Dataset items

--- begin ---

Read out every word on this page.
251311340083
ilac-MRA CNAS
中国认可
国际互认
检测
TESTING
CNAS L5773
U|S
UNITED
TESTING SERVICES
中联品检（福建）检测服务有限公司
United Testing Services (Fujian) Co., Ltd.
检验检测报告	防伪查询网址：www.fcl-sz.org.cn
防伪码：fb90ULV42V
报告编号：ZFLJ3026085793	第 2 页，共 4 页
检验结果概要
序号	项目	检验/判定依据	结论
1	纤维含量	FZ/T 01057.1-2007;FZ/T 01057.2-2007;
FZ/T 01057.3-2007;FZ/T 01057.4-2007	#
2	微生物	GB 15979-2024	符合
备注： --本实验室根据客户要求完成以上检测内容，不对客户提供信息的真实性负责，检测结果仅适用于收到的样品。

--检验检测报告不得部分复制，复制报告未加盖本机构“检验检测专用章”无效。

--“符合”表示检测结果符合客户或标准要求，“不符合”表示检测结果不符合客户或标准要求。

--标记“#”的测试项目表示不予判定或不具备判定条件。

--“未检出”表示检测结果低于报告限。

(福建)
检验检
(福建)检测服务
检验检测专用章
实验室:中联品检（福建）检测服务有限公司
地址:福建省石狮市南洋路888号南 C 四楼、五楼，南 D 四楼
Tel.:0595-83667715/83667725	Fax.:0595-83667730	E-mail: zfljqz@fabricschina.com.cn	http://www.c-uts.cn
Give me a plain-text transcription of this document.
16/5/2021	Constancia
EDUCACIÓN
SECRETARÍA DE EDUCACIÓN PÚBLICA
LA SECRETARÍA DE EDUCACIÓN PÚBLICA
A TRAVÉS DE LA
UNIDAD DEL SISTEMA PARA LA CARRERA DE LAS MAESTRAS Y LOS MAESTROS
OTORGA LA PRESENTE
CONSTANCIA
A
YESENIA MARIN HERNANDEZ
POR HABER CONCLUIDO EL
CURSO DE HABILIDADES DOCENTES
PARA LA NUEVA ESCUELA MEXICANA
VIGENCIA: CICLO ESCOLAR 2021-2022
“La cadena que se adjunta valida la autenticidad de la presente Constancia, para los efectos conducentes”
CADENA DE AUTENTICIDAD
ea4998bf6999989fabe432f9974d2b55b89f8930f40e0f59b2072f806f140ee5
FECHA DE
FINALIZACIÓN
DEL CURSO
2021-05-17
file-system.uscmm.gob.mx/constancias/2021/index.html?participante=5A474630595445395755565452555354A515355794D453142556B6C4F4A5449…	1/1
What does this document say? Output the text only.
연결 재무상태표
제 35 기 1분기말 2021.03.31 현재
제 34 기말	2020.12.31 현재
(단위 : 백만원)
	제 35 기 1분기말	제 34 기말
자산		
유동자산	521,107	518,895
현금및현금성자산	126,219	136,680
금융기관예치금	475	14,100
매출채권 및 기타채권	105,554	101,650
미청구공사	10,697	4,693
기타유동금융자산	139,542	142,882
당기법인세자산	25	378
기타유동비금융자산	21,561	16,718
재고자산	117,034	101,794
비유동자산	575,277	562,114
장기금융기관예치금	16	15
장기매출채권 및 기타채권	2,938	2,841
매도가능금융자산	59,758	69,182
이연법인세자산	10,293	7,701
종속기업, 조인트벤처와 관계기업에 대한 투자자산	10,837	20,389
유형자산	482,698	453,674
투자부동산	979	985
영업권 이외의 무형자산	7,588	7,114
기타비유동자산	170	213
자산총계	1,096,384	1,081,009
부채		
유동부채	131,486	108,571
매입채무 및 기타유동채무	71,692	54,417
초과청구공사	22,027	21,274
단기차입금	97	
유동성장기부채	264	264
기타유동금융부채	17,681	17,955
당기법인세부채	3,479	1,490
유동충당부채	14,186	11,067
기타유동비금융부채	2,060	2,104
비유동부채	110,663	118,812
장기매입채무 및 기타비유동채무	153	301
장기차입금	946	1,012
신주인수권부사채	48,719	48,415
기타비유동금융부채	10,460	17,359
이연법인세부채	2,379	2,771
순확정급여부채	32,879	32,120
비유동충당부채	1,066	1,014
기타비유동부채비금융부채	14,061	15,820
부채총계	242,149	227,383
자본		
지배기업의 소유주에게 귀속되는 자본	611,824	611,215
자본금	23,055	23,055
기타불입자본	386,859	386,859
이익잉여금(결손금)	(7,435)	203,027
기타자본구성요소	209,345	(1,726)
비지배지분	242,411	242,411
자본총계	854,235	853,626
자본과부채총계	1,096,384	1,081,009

--- end ---

Requirement →
Check each line of the records above for the string "SECRETARÍA", and report every line that has it.

Response to this exercise →
SECRETARÍA DE EDUCACIÓN PÚBLICA
LA SECRETARÍA DE EDUCACIÓN PÚBLICA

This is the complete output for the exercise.